- **TEXTE PROPOSÉ**:
L’esprit trouve du réconfort dans l’alimentation du corps

Manger pour s’apaiser : que l’on soit simplement déprimé ou concerné par une maladie telle que l’anorexie mentale ou la boulimie, l’alimentation peut simuler le réconfort. En cause, les émotions : en faisant vaciller notre esprit, elles mettent notre corps à rude épreuve.

Le rôle des émotions : joie, tristesse, colère et peur

Les émotions sont le cœur de notre existence. Elles nous dirigent, nous ressemblent, transmettent nos pensées. Positives comme la joie, elles nous permettent de nous motiver ; négatives comme la tristesse, la colère ou la peur, elles nous dérangent et nous cherchons à les transformer. Les émotions négatives sont pourtant aussi importantes que les douleurs physiques : elles donnent une information sur un mal-être subit par l’esprit.

- **CONSIGNE A**: Recopiez le texte sur l'alimentation et les émotions entre « L’esprit trouve du » et « subit par l’esprit. », inclus, en remplaçant « réconfort » par « soulagement ».
- **CONSIGNE B**: Prolongez le texte sur l'alimentation et les émotions à la suite de sa dernière phrase.
Ces entrées n'ont aucun lien avec le texte sur l'alimentation et les émotions.

- **Entrées stockées**:

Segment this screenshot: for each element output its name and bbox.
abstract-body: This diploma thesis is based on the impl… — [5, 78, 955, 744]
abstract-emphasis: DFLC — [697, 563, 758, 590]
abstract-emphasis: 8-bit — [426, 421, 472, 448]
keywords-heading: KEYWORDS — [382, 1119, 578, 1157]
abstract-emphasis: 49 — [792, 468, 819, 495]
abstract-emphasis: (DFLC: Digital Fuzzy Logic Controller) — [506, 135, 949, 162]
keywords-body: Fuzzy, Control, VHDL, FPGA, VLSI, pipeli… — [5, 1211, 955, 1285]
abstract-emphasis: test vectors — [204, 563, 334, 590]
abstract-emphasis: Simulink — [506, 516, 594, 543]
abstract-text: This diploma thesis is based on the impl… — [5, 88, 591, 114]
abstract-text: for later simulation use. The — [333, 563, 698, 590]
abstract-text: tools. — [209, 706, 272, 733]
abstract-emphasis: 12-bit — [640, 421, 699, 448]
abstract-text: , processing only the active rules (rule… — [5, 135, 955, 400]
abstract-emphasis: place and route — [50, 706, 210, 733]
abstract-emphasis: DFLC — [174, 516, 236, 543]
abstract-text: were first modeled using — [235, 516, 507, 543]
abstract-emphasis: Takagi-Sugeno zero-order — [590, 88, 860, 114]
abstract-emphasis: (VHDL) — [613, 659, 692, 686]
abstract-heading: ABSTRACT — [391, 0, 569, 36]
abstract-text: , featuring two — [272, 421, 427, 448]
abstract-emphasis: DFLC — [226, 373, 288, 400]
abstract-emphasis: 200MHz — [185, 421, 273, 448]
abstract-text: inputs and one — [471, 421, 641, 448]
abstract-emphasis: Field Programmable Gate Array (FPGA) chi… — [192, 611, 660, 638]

- **RÉPONSE ATTENDUE A**:
L’esprit trouve du soulagement dans l’alimentation du corps

Manger pour s’apaiser : que l’on soit simplement déprimé ou concerné par une maladie telle que l’anorexie mentale ou la boulimie, l’alimentation peut simuler le soulagement. En cause, les émotions : en faisant vaciller notre esprit, elles mettent notre corps à rude épreuve.

Le rôle des émotions : joie, tristesse, colère et peur

Les émotions sont le cœur de notre existence. Elles nous dirigent, nous ressemblent, transmettent nos pensées. Positives comme la joie, elles nous permettent de nous motiver ; négatives comme la tristesse, la colère ou la peur, elles nous dérangent et nous cherchons à les transformer. Les émotions négatives sont pourtant aussi importantes que les douleurs physiques : elles donnent une information sur un mal-être subit par l’esprit.

- **RÉPONSE ATTENDUE B**:
Les émotions sont révélatrices de la satisfaction de nos besoins. Négatives, elles suivent une vaste palette de mécontentement qui nous indique que quelque chose ne nous convient pas. Il est important de savoir identifier ces émotions pour pouvoir y répondre favorablement sans basculer dans un contentement superficiel, soulagement temporaire.

Manger ses émotions pour les oublier

Face à des émotions particulièrement négatives que l’on est dans l’incapacité de contrôler, un mal-être s’installe et l’esprit cherche le réconfort dans un substitut. Dans les cas les plus graves, les malades atteints par la boulimie, l’anorexie mentale ou l’hyperphagie entretiennent des difficultés à gérer ces émotions : ils les contiennent et les réprouvent. La prise alimentaire est alors déclenchée de façon brutale et irrépressible par ces émotions, mais elle les soulage de façon temporaire.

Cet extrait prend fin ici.